Go through the listing and write out all of it exactly.
*****
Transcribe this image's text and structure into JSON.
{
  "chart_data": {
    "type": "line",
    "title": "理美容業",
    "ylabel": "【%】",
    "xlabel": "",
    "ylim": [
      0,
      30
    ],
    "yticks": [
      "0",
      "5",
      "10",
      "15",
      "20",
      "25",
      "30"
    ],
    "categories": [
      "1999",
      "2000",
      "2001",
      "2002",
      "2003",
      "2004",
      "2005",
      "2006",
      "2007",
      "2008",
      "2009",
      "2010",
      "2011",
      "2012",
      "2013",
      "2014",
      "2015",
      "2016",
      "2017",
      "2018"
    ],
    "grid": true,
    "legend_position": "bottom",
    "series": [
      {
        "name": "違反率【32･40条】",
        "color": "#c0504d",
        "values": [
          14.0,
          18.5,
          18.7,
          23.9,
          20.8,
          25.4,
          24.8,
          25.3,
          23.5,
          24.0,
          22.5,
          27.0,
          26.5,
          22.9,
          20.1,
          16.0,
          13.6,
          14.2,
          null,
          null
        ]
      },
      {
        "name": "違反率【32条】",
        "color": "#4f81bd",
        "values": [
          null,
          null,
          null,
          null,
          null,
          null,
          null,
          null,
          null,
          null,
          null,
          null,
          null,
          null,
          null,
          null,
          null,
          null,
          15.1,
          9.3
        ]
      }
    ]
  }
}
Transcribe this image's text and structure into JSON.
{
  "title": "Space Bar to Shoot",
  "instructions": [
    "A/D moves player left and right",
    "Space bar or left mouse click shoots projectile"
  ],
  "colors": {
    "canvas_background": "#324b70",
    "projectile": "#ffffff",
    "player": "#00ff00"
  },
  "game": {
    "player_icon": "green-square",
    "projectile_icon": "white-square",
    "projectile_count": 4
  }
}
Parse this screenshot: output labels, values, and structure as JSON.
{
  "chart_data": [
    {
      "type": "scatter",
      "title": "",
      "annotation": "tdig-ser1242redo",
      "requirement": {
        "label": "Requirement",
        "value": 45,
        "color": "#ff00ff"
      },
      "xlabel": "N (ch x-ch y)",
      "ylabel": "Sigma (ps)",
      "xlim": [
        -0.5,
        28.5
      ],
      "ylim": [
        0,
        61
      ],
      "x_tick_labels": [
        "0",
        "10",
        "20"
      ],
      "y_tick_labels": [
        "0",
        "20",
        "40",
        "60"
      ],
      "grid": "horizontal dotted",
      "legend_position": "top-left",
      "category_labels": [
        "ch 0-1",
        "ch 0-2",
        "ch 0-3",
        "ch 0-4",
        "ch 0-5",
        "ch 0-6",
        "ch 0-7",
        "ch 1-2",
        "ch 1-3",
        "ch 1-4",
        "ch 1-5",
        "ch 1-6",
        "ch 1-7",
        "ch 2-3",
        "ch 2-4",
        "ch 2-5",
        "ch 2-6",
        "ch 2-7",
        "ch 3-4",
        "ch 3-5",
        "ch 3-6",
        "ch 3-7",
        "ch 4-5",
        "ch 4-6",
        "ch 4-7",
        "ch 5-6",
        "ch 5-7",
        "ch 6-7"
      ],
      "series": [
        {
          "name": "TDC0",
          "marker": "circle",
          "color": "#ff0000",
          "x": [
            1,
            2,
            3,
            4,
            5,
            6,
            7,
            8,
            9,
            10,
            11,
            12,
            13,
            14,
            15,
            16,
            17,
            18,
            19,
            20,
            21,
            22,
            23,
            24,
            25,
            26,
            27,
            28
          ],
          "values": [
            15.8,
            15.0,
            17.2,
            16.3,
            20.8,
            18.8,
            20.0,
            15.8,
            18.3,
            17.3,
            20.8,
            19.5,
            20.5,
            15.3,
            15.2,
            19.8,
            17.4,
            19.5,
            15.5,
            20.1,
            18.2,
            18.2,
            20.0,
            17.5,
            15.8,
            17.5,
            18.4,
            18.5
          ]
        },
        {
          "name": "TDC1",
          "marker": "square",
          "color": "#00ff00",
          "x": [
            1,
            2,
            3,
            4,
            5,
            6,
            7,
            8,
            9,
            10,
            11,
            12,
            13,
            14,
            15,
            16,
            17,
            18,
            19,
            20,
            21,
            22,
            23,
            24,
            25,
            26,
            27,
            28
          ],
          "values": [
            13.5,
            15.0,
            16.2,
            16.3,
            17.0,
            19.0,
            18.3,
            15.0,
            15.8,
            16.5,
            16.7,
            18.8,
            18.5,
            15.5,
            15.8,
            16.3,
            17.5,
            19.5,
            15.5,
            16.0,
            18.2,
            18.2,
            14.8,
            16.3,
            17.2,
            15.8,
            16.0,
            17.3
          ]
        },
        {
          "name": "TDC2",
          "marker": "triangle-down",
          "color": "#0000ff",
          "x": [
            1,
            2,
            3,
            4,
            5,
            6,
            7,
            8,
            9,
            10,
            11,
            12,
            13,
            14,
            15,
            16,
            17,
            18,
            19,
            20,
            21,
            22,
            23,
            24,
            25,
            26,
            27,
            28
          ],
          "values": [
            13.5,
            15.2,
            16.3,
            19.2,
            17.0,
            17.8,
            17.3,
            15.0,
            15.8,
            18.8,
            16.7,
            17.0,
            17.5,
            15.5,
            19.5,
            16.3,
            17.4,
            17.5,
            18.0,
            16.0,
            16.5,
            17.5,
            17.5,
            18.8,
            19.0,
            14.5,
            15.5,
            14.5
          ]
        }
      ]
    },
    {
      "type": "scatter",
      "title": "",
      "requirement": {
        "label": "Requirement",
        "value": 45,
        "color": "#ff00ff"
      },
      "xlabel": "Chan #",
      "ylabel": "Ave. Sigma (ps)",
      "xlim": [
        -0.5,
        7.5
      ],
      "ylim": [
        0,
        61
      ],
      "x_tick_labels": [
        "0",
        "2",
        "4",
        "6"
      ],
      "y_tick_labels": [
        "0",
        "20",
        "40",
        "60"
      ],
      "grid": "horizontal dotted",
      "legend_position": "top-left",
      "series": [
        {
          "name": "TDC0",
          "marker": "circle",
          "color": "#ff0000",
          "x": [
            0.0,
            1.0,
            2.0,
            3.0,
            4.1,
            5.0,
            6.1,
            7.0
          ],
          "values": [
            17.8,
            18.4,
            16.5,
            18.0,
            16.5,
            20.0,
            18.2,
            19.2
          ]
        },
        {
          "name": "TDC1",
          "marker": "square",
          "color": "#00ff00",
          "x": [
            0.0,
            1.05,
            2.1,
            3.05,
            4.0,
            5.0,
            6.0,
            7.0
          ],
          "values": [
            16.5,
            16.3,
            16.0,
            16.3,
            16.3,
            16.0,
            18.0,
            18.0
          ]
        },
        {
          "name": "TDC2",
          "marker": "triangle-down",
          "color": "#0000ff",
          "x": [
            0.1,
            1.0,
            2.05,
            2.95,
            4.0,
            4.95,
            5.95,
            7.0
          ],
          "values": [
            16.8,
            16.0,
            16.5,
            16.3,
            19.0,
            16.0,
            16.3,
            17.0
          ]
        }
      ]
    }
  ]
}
*****
▶ SOLUTION BELOW
Transcribe this image's text and structure into JSON.
{
  "chart_data": {
    "type": "line",
    "title": "理美容業",
    "ylabel": "【%】",
    "xlabel": "",
    "ylim": [
      0,
      30
    ],
    "yticks": [
      "0",
      "5",
      "10",
      "15",
      "20",
      "25",
      "30"
    ],
    "categories": [
      "1999",
      "2000",
      "2001",
      "2002",
      "2003",
      "2004",
      "2005",
      "2006",
      "2007",
      "2008",
      "2009",
      "2010",
      "2011",
      "2012",
      "2013",
      "2014",
      "2015",
      "2016",
      "2017",
      "2018"
    ],
    "grid": true,
    "legend_position": "bottom",
    "series": [
      {
        "name": "違反率【32･40条】",
        "color": "#c0504d",
        "values": [
          14.0,
          18.5,
          18.7,
          23.9,
          20.8,
          25.4,
          24.8,
          25.3,
          23.5,
          24.0,
          22.5,
          27.0,
          26.5,
          22.9,
          20.1,
          16.0,
          13.6,
          14.2,
          null,
          null
        ]
      },
      {
        "name": "違反率【32条】",
        "color": "#4f81bd",
        "values": [
          null,
          null,
          null,
          null,
          null,
          null,
          null,
          null,
          null,
          null,
          null,
          null,
          null,
          null,
          null,
          null,
          null,
          null,
          15.1,
          9.3
        ]
      }
    ]
  }
}
Transcribe this image's text and structure into JSON.
{
  "title": "Space Bar to Shoot",
  "instructions": [
    "A/D moves player left and right",
    "Space bar or left mouse click shoots projectile"
  ],
  "colors": {
    "canvas_background": "#324b70",
    "projectile": "#ffffff",
    "player": "#00ff00"
  },
  "game": {
    "player_icon": "green-square",
    "projectile_icon": "white-square",
    "projectile_count": 4
  }
}
Parse this screenshot: output labels, values, and structure as JSON.
{
  "chart_data": [
    {
      "type": "scatter",
      "title": "",
      "annotation": "tdig-ser1242redo",
      "requirement": {
        "label": "Requirement",
        "value": 45,
        "color": "#ff00ff"
      },
      "xlabel": "N (ch x-ch y)",
      "ylabel": "Sigma (ps)",
      "xlim": [
        -0.5,
        28.5
      ],
      "ylim": [
        0,
        61
      ],
      "x_tick_labels": [
        "0",
        "10",
        "20"
      ],
      "y_tick_labels": [
        "0",
        "20",
        "40",
        "60"
      ],
      "grid": "horizontal dotted",
      "legend_position": "top-left",
      "category_labels": [
        "ch 0-1",
        "ch 0-2",
        "ch 0-3",
        "ch 0-4",
        "ch 0-5",
        "ch 0-6",
        "ch 0-7",
        "ch 1-2",
        "ch 1-3",
        "ch 1-4",
        "ch 1-5",
        "ch 1-6",
        "ch 1-7",
        "ch 2-3",
        "ch 2-4",
        "ch 2-5",
        "ch 2-6",
        "ch 2-7",
        "ch 3-4",
        "ch 3-5",
        "ch 3-6",
        "ch 3-7",
        "ch 4-5",
        "ch 4-6",
        "ch 4-7",
        "ch 5-6",
        "ch 5-7",
        "ch 6-7"
      ],
      "series": [
        {
          "name": "TDC0",
          "marker": "circle",
          "color": "#ff0000",
          "x": [
            1,
            2,
            3,
            4,
            5,
            6,
            7,
            8,
            9,
            10,
            11,
            12,
            13,
            14,
            15,
            16,
            17,
            18,
            19,
            20,
            21,
            22,
            23,
            24,
            25,
            26,
            27,
            28
          ],
          "values": [
            15.8,
            15.0,
            17.2,
            16.3,
            20.8,
            18.8,
            20.0,
            15.8,
            18.3,
            17.3,
            20.8,
            19.5,
            20.5,
            15.3,
            15.2,
            19.8,
            17.4,
            19.5,
            15.5,
            20.1,
            18.2,
            18.2,
            20.0,
            17.5,
            15.8,
            17.5,
            18.4,
            18.5
          ]
        },
        {
          "name": "TDC1",
          "marker": "square",
          "color": "#00ff00",
          "x": [
            1,
            2,
            3,
            4,
            5,
            6,
            7,
            8,
            9,
            10,
            11,
            12,
            13,
            14,
            15,
            16,
            17,
            18,
            19,
            20,
            21,
            22,
            23,
            24,
            25,
            26,
            27,
            28
          ],
          "values": [
            13.5,
            15.0,
            16.2,
            16.3,
            17.0,
            19.0,
            18.3,
            15.0,
            15.8,
            16.5,
            16.7,
            18.8,
            18.5,
            15.5,
            15.8,
            16.3,
            17.5,
            19.5,
            15.5,
            16.0,
            18.2,
            18.2,
            14.8,
            16.3,
            17.2,
            15.8,
            16.0,
            17.3
          ]
        },
        {
          "name": "TDC2",
          "marker": "triangle-down",
          "color": "#0000ff",
          "x": [
            1,
            2,
            3,
            4,
            5,
            6,
            7,
            8,
            9,
            10,
            11,
            12,
            13,
            14,
            15,
            16,
            17,
            18,
            19,
            20,
            21,
            22,
            23,
            24,
            25,
            26,
            27,
            28
          ],
          "values": [
            13.5,
            15.2,
            16.3,
            19.2,
            17.0,
            17.8,
            17.3,
            15.0,
            15.8,
            18.8,
            16.7,
            17.0,
            17.5,
            15.5,
            19.5,
            16.3,
            17.4,
            17.5,
            18.0,
            16.0,
            16.5,
            17.5,
            17.5,
            18.8,
            19.0,
            14.5,
            15.5,
            14.5
          ]
        }
      ]
    },
    {
      "type": "scatter",
      "title": "",
      "requirement": {
        "label": "Requirement",
        "value": 45,
        "color": "#ff00ff"
      },
      "xlabel": "Chan #",
      "ylabel": "Ave. Sigma (ps)",
      "xlim": [
        -0.5,
        7.5
      ],
      "ylim": [
        0,
        61
      ],
      "x_tick_labels": [
        "0",
        "2",
        "4",
        "6"
      ],
      "y_tick_labels": [
        "0",
        "20",
        "40",
        "60"
      ],
      "grid": "horizontal dotted",
      "legend_position": "top-left",
      "series": [
        {
          "name": "TDC0",
          "marker": "circle",
          "color": "#ff0000",
          "x": [
            0.0,
            1.0,
            2.0,
            3.0,
            4.1,
            5.0,
            6.1,
            7.0
          ],
          "values": [
            17.8,
            18.4,
            16.5,
            18.0,
            16.5,
            20.0,
            18.2,
            19.2
          ]
        },
        {
          "name": "TDC1",
          "marker": "square",
          "color": "#00ff00",
          "x": [
            0.0,
            1.05,
            2.1,
            3.05,
            4.0,
            5.0,
            6.0,
            7.0
          ],
          "values": [
            16.5,
            16.3,
            16.0,
            16.3,
            16.3,
            16.0,
            18.0,
            18.0
          ]
        },
        {
          "name": "TDC2",
          "marker": "triangle-down",
          "color": "#0000ff",
          "x": [
            0.1,
            1.0,
            2.05,
            2.95,
            4.0,
            4.95,
            5.95,
            7.0
          ],
          "values": [
            16.8,
            16.0,
            16.5,
            16.3,
            19.0,
            16.0,
            16.3,
            17.0
          ]
        }
      ]
    }
  ]
}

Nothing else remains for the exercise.